▶ _What needs to be done_
Update the records from the line holding "tab-all-orders[interactable]: Все заказы" through the line holding "127, 271, 169]", inclusive, so that "table-row" becomes "data-row" and nothing else changes. Return only those lines.

____ Material

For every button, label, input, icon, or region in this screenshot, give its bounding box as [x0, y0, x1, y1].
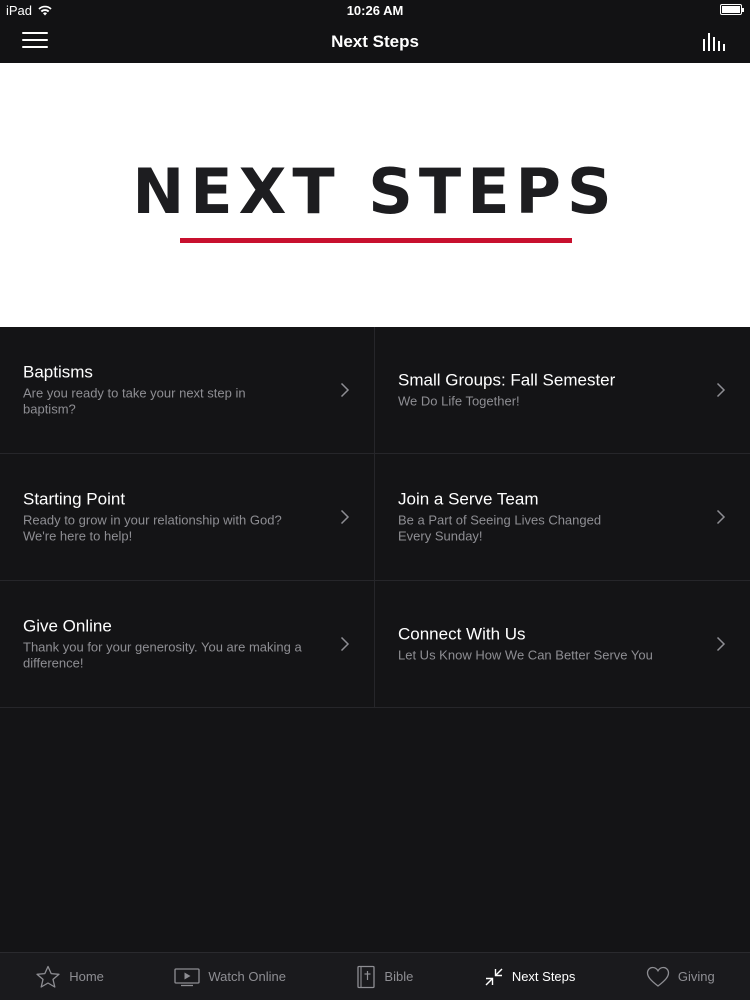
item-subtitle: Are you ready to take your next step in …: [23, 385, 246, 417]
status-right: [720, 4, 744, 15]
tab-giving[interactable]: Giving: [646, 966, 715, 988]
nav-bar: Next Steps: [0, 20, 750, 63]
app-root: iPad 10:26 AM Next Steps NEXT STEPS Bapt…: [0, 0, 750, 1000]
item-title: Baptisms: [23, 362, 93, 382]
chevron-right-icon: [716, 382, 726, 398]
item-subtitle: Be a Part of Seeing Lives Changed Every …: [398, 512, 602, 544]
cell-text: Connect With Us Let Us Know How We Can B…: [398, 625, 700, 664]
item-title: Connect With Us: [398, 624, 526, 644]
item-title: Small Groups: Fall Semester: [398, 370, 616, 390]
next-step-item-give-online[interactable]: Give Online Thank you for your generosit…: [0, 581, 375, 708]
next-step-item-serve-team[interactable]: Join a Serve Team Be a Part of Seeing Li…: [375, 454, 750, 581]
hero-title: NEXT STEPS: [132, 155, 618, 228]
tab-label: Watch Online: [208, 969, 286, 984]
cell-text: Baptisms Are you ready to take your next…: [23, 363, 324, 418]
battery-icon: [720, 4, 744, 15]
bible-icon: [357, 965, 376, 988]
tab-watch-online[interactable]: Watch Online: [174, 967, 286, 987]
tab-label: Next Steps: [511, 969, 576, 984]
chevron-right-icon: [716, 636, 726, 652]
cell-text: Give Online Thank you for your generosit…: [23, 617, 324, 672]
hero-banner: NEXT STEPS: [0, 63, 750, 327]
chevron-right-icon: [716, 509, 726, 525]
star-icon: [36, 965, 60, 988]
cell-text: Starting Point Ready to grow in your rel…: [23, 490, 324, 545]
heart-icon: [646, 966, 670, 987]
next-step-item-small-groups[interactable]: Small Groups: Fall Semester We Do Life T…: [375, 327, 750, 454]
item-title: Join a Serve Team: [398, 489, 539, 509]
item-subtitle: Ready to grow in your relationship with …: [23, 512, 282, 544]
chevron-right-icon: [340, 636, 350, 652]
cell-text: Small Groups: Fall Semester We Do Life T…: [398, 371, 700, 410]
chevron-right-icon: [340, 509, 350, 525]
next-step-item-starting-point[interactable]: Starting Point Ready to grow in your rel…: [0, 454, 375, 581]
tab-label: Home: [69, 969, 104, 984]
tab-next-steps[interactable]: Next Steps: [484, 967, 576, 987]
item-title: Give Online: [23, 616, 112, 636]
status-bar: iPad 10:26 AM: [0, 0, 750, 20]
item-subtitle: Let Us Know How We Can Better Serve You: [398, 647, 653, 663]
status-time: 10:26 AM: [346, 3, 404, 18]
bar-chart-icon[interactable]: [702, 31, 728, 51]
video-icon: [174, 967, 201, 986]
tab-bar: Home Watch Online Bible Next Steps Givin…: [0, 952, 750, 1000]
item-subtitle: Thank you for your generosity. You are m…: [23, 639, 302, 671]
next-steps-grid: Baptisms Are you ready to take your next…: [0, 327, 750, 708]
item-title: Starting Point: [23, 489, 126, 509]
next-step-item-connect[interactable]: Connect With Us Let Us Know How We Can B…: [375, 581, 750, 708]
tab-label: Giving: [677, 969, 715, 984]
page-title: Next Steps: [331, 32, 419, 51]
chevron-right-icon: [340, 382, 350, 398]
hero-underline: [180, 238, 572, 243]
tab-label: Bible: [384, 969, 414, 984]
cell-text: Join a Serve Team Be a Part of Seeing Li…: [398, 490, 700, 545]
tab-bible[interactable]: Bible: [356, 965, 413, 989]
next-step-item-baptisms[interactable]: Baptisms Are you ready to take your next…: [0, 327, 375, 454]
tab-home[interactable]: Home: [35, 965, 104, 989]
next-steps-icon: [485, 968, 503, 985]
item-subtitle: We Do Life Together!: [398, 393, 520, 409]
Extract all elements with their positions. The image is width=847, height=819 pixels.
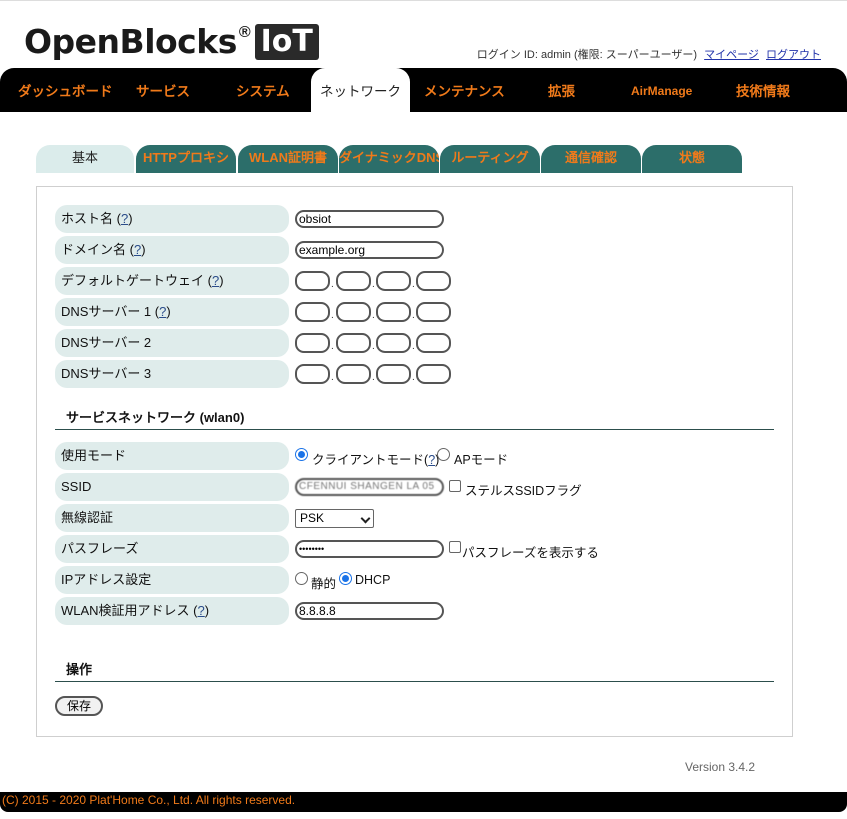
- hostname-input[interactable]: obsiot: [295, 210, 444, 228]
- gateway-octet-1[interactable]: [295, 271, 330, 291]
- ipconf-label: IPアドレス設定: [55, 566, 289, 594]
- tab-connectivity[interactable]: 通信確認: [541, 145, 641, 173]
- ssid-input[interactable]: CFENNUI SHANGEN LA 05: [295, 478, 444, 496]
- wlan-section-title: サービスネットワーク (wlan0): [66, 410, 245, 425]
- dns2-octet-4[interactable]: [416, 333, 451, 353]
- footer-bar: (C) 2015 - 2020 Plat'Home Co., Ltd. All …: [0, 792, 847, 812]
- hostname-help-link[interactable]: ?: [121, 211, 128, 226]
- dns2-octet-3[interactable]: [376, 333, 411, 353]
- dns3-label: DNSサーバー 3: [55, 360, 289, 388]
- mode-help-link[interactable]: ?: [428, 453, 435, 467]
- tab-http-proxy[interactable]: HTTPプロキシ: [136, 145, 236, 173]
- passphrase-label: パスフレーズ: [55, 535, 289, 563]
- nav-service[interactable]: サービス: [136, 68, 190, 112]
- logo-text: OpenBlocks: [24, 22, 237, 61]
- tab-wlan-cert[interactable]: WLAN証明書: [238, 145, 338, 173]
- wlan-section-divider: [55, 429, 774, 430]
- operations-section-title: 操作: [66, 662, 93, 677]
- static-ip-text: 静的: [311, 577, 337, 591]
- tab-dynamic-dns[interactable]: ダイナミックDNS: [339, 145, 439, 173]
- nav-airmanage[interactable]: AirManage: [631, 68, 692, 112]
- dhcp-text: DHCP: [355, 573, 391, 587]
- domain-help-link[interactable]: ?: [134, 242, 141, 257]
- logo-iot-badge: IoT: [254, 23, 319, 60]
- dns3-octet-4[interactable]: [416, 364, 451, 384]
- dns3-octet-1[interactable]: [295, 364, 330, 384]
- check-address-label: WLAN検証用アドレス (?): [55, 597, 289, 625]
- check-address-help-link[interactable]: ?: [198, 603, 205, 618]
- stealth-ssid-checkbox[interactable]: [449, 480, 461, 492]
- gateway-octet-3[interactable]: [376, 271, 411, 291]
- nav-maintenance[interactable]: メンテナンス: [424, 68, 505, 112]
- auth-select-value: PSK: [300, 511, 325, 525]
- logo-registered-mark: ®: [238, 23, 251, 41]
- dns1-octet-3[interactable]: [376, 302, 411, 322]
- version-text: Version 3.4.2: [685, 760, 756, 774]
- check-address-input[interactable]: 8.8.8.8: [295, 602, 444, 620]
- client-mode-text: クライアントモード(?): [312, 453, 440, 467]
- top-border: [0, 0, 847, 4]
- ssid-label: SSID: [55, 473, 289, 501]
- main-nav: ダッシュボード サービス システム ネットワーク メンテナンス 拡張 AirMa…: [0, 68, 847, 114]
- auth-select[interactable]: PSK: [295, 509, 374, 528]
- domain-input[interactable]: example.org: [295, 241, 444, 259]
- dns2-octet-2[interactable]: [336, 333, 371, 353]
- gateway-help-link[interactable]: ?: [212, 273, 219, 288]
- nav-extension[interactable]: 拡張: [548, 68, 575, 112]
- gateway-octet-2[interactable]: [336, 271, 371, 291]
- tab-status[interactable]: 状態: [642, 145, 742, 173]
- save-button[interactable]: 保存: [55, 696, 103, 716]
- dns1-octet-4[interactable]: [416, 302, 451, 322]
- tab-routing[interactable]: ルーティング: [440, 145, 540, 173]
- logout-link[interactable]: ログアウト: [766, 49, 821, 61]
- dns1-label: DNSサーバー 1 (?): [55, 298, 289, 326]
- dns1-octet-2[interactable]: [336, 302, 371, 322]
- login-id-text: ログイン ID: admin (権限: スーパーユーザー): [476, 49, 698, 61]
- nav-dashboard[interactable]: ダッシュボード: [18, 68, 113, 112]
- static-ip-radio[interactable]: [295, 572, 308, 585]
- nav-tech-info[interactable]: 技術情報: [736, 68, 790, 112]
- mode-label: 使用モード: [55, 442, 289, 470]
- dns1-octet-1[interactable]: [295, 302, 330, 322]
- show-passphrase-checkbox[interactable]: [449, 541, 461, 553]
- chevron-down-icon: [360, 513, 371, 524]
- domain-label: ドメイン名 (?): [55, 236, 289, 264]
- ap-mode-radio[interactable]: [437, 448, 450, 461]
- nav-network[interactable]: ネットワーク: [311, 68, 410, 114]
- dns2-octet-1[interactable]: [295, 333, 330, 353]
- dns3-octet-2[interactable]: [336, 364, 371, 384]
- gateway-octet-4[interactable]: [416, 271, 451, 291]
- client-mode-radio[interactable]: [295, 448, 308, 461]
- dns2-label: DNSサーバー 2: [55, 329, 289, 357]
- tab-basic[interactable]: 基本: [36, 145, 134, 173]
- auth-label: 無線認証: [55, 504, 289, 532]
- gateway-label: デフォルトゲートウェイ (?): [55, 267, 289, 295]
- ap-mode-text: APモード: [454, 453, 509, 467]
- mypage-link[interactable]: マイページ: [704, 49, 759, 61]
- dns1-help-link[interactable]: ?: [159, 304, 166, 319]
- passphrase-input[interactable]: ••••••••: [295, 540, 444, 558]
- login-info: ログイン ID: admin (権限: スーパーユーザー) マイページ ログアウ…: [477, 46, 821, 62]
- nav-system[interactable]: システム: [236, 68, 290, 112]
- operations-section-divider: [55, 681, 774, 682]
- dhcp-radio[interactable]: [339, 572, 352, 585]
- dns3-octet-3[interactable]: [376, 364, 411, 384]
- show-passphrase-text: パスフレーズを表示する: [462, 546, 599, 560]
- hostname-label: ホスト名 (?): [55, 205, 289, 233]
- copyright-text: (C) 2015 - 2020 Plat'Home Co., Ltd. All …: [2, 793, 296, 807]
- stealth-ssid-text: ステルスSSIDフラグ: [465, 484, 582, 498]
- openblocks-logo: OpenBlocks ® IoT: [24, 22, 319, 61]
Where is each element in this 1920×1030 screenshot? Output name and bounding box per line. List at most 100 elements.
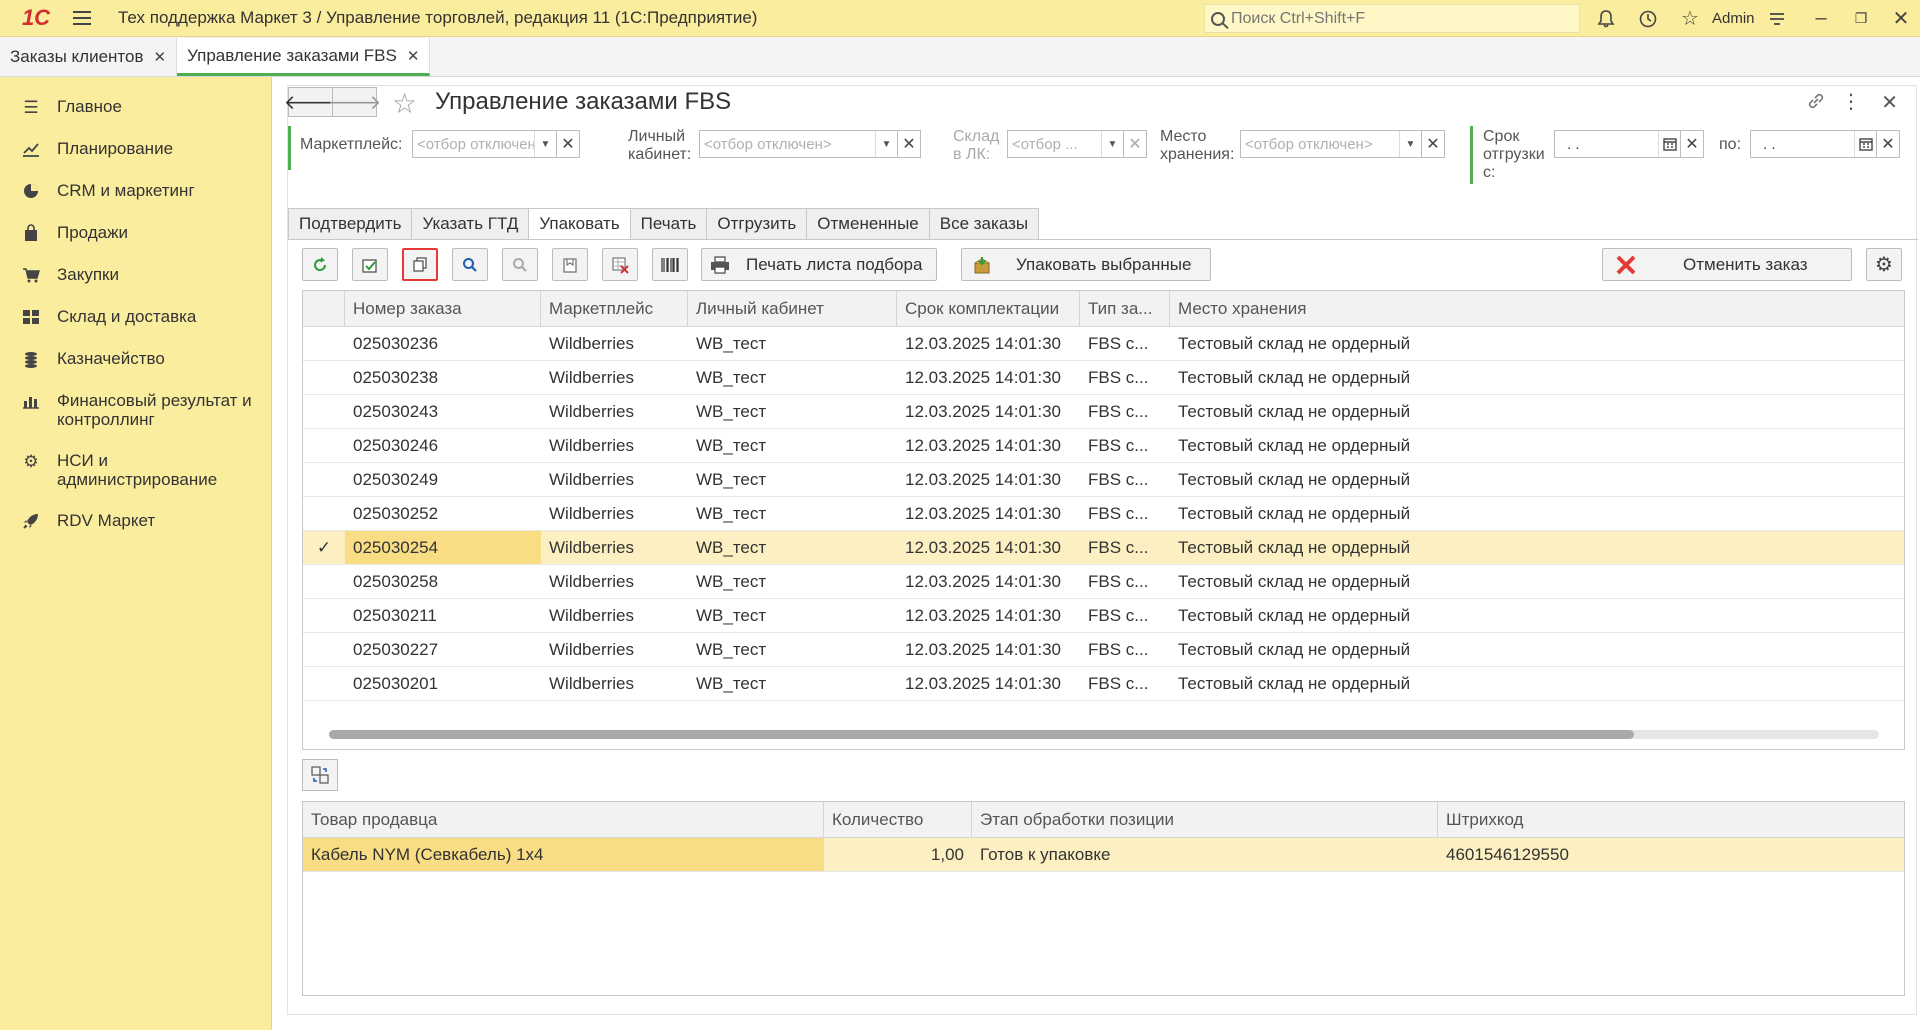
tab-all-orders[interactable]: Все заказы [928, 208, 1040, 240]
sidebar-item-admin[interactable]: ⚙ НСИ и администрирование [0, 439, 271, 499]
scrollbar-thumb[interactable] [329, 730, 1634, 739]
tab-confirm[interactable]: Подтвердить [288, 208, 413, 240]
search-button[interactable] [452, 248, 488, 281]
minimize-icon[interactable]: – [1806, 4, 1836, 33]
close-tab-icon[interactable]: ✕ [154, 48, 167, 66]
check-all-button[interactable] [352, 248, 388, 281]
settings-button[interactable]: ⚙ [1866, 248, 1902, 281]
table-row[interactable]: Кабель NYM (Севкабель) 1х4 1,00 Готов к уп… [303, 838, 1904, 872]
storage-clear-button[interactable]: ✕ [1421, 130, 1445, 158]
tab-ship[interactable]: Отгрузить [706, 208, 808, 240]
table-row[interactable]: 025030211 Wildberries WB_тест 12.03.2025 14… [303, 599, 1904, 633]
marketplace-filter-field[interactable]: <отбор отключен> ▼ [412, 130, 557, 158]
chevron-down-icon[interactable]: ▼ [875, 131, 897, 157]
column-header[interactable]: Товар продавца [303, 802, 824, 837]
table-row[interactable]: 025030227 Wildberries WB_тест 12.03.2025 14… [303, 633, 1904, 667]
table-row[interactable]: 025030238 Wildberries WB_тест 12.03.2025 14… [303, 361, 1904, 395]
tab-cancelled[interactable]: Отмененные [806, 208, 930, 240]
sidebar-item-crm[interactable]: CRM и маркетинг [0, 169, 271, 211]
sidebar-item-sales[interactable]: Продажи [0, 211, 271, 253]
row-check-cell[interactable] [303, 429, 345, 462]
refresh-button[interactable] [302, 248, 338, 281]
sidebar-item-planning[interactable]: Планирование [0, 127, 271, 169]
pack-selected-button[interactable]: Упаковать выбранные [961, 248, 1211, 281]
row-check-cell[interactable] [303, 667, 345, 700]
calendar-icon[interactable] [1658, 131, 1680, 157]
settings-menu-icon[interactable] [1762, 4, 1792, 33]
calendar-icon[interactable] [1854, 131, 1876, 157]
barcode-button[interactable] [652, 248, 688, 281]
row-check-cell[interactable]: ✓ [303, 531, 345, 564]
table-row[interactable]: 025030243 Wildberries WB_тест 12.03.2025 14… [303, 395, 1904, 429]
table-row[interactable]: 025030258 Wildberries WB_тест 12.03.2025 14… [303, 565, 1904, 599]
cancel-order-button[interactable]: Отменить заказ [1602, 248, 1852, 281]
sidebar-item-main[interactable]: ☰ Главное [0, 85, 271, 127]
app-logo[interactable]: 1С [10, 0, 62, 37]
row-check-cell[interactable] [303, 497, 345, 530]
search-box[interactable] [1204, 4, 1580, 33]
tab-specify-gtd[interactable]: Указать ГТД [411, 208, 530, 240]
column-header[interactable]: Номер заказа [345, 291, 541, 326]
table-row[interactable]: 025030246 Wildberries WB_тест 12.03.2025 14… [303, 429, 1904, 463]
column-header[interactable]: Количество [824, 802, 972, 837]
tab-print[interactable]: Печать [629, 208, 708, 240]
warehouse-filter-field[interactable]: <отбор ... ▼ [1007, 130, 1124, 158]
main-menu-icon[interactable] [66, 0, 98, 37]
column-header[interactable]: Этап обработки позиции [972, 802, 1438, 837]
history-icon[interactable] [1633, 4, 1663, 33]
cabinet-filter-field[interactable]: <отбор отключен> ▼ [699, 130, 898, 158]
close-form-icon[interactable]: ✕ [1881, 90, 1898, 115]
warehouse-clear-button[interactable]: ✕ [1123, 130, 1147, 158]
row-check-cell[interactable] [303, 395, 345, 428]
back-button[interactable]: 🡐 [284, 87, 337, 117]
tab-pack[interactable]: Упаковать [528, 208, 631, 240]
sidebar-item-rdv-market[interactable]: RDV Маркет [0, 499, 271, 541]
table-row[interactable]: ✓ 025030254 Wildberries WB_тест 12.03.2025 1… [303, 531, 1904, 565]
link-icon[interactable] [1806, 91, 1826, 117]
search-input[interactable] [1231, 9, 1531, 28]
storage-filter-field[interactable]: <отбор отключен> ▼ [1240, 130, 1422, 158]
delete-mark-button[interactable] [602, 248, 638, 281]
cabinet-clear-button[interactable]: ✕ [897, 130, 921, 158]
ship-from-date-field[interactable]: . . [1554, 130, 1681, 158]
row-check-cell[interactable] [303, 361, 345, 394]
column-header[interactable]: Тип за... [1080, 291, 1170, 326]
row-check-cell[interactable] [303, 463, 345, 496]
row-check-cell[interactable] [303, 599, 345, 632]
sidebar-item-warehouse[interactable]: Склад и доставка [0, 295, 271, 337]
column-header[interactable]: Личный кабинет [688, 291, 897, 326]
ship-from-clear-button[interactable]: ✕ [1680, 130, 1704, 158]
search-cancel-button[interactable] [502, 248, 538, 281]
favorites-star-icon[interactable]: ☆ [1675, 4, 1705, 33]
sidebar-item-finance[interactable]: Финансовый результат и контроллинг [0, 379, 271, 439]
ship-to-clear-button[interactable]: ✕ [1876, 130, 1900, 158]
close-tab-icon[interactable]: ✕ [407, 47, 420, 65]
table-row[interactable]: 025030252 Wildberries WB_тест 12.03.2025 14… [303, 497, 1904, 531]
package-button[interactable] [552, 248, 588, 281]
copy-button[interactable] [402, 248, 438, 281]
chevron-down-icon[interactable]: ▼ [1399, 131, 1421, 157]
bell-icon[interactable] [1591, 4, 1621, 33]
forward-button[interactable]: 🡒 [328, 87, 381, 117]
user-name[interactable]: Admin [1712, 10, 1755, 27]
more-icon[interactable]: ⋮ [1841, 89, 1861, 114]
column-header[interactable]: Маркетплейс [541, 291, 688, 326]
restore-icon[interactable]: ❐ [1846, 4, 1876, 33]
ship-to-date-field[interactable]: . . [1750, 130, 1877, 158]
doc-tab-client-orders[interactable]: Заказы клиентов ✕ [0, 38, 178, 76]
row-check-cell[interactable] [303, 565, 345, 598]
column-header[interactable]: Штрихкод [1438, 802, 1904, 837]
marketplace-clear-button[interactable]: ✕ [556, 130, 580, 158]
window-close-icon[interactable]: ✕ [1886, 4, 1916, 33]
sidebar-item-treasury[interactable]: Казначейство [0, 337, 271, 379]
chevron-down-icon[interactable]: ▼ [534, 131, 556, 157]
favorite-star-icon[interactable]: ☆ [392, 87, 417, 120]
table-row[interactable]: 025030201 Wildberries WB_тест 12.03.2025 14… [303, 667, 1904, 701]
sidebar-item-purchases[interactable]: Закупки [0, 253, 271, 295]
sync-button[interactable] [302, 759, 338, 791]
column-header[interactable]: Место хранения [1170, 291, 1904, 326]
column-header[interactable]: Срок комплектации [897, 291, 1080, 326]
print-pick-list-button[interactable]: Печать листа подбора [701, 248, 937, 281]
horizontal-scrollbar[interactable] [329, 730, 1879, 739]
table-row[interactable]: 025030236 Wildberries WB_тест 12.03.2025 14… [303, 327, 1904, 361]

________

▶ _Result of this task_
tab-all-orders[interactable]: Все заказы [928, 208, 1040, 240]
sidebar-item-admin[interactable]: ⚙ НСИ и администрирование [0, 439, 271, 499]
scrollbar-thumb[interactable] [329, 730, 1634, 739]
tab-confirm[interactable]: Подтвердить [288, 208, 413, 240]
search-button[interactable] [452, 248, 488, 281]
minimize-icon[interactable]: – [1806, 4, 1836, 33]
close-tab-icon[interactable]: ✕ [154, 48, 167, 66]
check-all-button[interactable] [352, 248, 388, 281]
settings-button[interactable]: ⚙ [1866, 248, 1902, 281]
data-row[interactable]: Кабель NYM (Севкабель) 1х4 1,00 Готов к уп… [303, 838, 1904, 872]
storage-clear-button[interactable]: ✕ [1421, 130, 1445, 158]
tab-ship[interactable]: Отгрузить [706, 208, 808, 240]
data-row[interactable]: 025030211 Wildberries WB_тест 12.03.2025 14… [303, 599, 1904, 633]
marketplace-filter-field[interactable]: <отбор отключен> ▼ [412, 130, 557, 158]
chevron-down-icon[interactable]: ▼ [875, 131, 897, 157]
column-header[interactable]: Товар продавца [303, 802, 824, 837]
data-row[interactable]: 025030227 Wildberries WB_тест 12.03.2025 14… [303, 633, 1904, 667]
data-row[interactable]: 025030238 Wildberries WB_тест 12.03.2025 14… [303, 361, 1904, 395]
tab-cancelled[interactable]: Отмененные [806, 208, 930, 240]
sidebar-item-crm[interactable]: CRM и маркетинг [0, 169, 271, 211]
sidebar-item-sales[interactable]: Продажи [0, 211, 271, 253]
row-check-cell[interactable] [303, 429, 345, 462]
refresh-button[interactable] [302, 248, 338, 281]
sidebar-item-planning[interactable]: Планирование [0, 127, 271, 169]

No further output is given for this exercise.